▶ Work instructions
Restate the records in their entirety, word for word.

▶ Task data
* Begin *
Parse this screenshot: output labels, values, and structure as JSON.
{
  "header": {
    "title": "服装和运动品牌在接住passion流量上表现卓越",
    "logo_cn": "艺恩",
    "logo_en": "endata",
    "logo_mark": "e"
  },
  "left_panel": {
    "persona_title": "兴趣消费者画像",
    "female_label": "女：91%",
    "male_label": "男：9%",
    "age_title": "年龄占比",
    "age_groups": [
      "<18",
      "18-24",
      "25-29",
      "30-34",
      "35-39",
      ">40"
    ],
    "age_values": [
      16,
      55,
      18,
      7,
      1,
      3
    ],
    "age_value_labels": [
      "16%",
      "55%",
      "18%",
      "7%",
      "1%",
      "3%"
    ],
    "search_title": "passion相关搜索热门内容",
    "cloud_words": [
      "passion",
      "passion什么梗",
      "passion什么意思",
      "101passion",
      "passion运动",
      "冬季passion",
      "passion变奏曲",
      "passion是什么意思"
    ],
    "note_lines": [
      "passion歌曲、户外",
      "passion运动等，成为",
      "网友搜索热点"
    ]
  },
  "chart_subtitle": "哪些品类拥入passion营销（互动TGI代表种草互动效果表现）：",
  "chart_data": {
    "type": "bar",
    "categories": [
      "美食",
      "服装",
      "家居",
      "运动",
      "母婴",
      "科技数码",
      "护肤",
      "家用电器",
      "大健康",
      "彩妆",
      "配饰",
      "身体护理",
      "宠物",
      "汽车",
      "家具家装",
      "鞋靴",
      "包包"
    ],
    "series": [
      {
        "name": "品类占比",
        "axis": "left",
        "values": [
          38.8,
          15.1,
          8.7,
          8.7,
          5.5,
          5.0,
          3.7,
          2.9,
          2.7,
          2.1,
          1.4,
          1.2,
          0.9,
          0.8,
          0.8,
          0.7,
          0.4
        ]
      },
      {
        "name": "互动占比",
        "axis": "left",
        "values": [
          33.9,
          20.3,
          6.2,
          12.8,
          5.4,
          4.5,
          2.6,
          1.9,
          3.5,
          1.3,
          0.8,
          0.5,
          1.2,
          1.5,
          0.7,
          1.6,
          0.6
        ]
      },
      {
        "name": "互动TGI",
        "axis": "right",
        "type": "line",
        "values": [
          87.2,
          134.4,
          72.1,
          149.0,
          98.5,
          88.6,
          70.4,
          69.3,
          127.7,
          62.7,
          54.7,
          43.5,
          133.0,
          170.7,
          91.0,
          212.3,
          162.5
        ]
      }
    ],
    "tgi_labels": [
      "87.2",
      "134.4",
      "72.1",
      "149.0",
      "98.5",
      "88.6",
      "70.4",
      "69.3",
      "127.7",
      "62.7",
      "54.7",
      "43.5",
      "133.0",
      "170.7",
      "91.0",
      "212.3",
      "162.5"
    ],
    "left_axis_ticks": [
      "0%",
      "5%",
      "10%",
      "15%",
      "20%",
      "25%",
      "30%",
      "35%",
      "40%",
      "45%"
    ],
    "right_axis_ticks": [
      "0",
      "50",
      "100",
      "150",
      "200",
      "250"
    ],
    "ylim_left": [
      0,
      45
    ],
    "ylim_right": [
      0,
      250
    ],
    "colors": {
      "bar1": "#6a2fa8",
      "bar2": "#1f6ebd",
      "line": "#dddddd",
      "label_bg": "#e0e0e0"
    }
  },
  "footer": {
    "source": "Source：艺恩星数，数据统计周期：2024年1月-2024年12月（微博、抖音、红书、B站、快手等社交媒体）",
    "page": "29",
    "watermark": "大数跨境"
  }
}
* End *
▶ Task result
Parse this screenshot: output labels, values, and structure as JSON.
{
  "header": {
    "title": "服装和运动品牌在接住passion流量上表现卓越",
    "logo_cn": "艺恩",
    "logo_en": "endata",
    "logo_mark": "e"
  },
  "left_panel": {
    "persona_title": "兴趣消费者画像",
    "female_label": "女：91%",
    "male_label": "男：9%",
    "age_title": "年龄占比",
    "age_groups": [
      "<18",
      "18-24",
      "25-29",
      "30-34",
      "35-39",
      ">40"
    ],
    "age_values": [
      16,
      55,
      18,
      7,
      1,
      3
    ],
    "age_value_labels": [
      "16%",
      "55%",
      "18%",
      "7%",
      "1%",
      "3%"
    ],
    "search_title": "passion相关搜索热门内容",
    "cloud_words": [
      "passion",
      "passion什么梗",
      "passion什么意思",
      "101passion",
      "passion运动",
      "冬季passion",
      "passion变奏曲",
      "passion是什么意思"
    ],
    "note_lines": [
      "passion歌曲、户外",
      "passion运动等，成为",
      "网友搜索热点"
    ]
  },
  "chart_subtitle": "哪些品类拥入passion营销（互动TGI代表种草互动效果表现）：",
  "chart_data": {
    "type": "bar",
    "categories": [
      "美食",
      "服装",
      "家居",
      "运动",
      "母婴",
      "科技数码",
      "护肤",
      "家用电器",
      "大健康",
      "彩妆",
      "配饰",
      "身体护理",
      "宠物",
      "汽车",
      "家具家装",
      "鞋靴",
      "包包"
    ],
    "series": [
      {
        "name": "品类占比",
        "axis": "left",
        "values": [
          38.8,
          15.1,
          8.7,
          8.7,
          5.5,
          5.0,
          3.7,
          2.9,
          2.7,
          2.1,
          1.4,
          1.2,
          0.9,
          0.8,
          0.8,
          0.7,
          0.4
        ]
      },
      {
        "name": "互动占比",
        "axis": "left",
        "values": [
          33.9,
          20.3,
          6.2,
          12.8,
          5.4,
          4.5,
          2.6,
          1.9,
          3.5,
          1.3,
          0.8,
          0.5,
          1.2,
          1.5,
          0.7,
          1.6,
          0.6
        ]
      },
      {
        "name": "互动TGI",
        "axis": "right",
        "type": "line",
        "values": [
          87.2,
          134.4,
          72.1,
          149.0,
          98.5,
          88.6,
          70.4,
          69.3,
          127.7,
          62.7,
          54.7,
          43.5,
          133.0,
          170.7,
          91.0,
          212.3,
          162.5
        ]
      }
    ],
    "tgi_labels": [
      "87.2",
      "134.4",
      "72.1",
      "149.0",
      "98.5",
      "88.6",
      "70.4",
      "69.3",
      "127.7",
      "62.7",
      "54.7",
      "43.5",
      "133.0",
      "170.7",
      "91.0",
      "212.3",
      "162.5"
    ],
    "left_axis_ticks": [
      "0%",
      "5%",
      "10%",
      "15%",
      "20%",
      "25%",
      "30%",
      "35%",
      "40%",
      "45%"
    ],
    "right_axis_ticks": [
      "0",
      "50",
      "100",
      "150",
      "200",
      "250"
    ],
    "ylim_left": [
      0,
      45
    ],
    "ylim_right": [
      0,
      250
    ],
    "colors": {
      "bar1": "#6a2fa8",
      "bar2": "#1f6ebd",
      "line": "#dddddd",
      "label_bg": "#e0e0e0"
    }
  },
  "footer": {
    "source": "Source：艺恩星数，数据统计周期：2024年1月-2024年12月（微博、抖音、红书、B站、快手等社交媒体）",
    "page": "29",
    "watermark": "大数跨境"
  }
}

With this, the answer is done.